Data records:
>> START
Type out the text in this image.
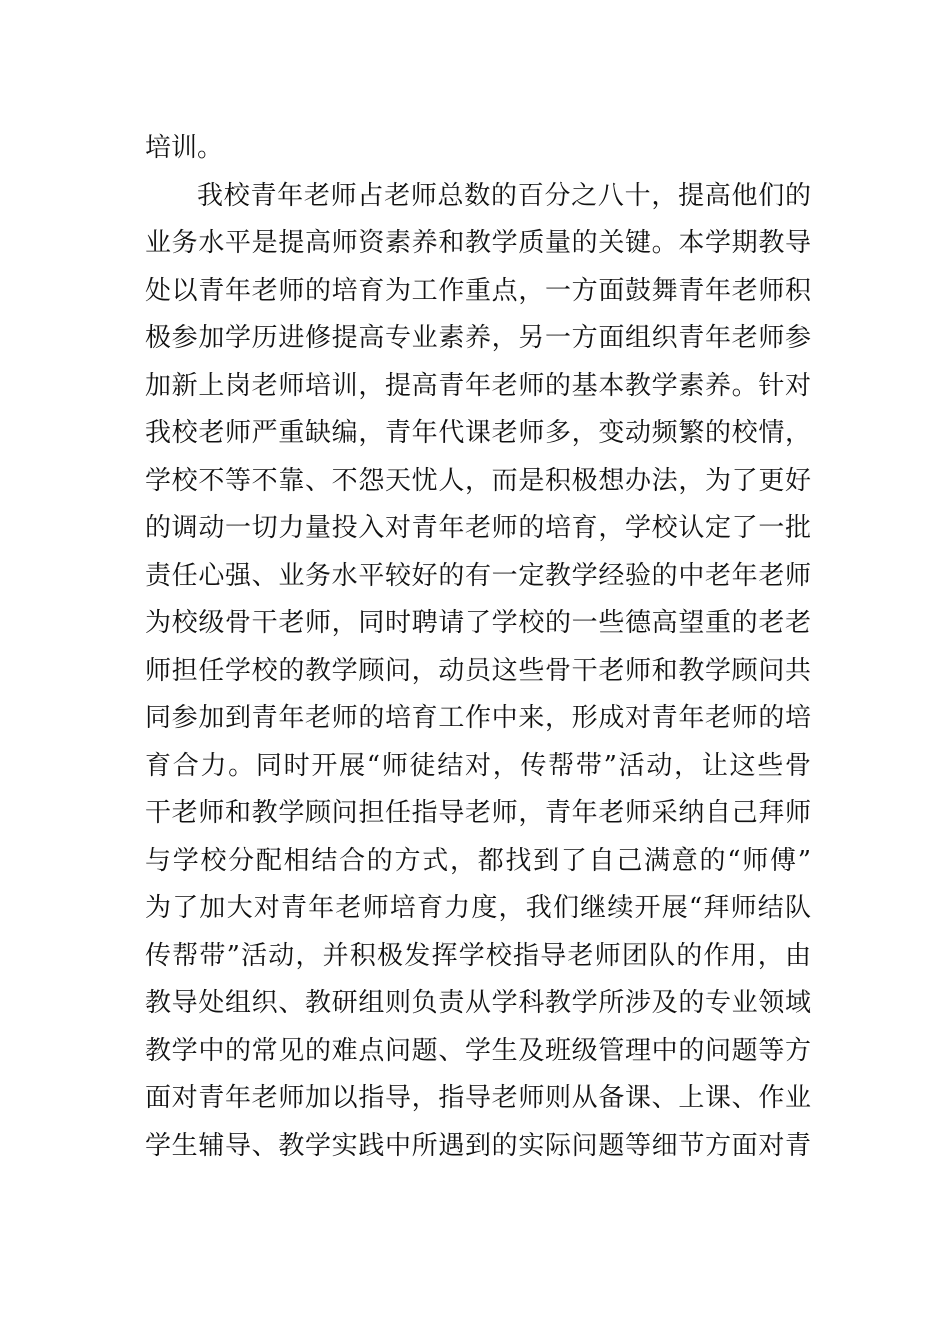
培训。
我校青年老师占老师总数的百分之八十，提高他们的
业务水平是提高师资素养和教学质量的关键。本学期教导
处以青年老师的培育为工作重点，一方面鼓舞青年老师积
极参加学历进修提高专业素养，另一方面组织青年老师参
加新上岗老师培训，提高青年老师的基本教学素养。针对
我校老师严重缺编，青年代课老师多，变动频繁的校情，
学校不等不靠、不怨天忧人，而是积极想办法，为了更好
的调动一切力量投入对青年老师的培育，学校认定了一批
责任心强、业务水平较好的有一定教学经验的中老年老师
为校级骨干老师，同时聘请了学校的一些德高望重的老老
师担任学校的教学顾问，动员这些骨干老师和教学顾问共
同参加到青年老师的培育工作中来，形成对青年老师的培
育合力。同时开展“师徒结对，传帮带”活动，让这些骨
干老师和教学顾问担任指导老师，青年老师采纳自己拜师
与学校分配相结合的方式，都找到了自己满意的“师傅”
为了加大对青年老师培育力度，我们继续开展“拜师结队
传帮带”活动，并积极发挥学校指导老师团队的作用，由
教导处组织、教研组则负责从学科教学所涉及的专业领域
教学中的常见的难点问题、学生及班级管理中的问题等方
面对青年老师加以指导，指导老师则从备课、上课、作业
学生辅导、教学实践中所遇到的实际问题等细节方面对青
>> END
▸ EXERCISE DIRECTIONS
Working from the material above, transcribe it exactly while omitting pictures.

▸ SOLVED PROBLEM
Type out the text in this image.
培训。
我校青年老师占老师总数的百分之八十，提高他们的
业务水平是提高师资素养和教学质量的关键。本学期教导
处以青年老师的培育为工作重点，一方面鼓舞青年老师积
极参加学历进修提高专业素养，另一方面组织青年老师参
加新上岗老师培训，提高青年老师的基本教学素养。针对
我校老师严重缺编，青年代课老师多，变动频繁的校情，
学校不等不靠、不怨天忧人，而是积极想办法，为了更好
的调动一切力量投入对青年老师的培育，学校认定了一批
责任心强、业务水平较好的有一定教学经验的中老年老师
为校级骨干老师，同时聘请了学校的一些德高望重的老老
师担任学校的教学顾问，动员这些骨干老师和教学顾问共
同参加到青年老师的培育工作中来，形成对青年老师的培
育合力。同时开展“师徒结对，传帮带”活动，让这些骨
干老师和教学顾问担任指导老师，青年老师采纳自己拜师
与学校分配相结合的方式，都找到了自己满意的“师傅”
为了加大对青年老师培育力度，我们继续开展“拜师结队
传帮带”活动，并积极发挥学校指导老师团队的作用，由
教导处组织、教研组则负责从学科教学所涉及的专业领域
教学中的常见的难点问题、学生及班级管理中的问题等方
面对青年老师加以指导，指导老师则从备课、上课、作业
学生辅导、教学实践中所遇到的实际问题等细节方面对青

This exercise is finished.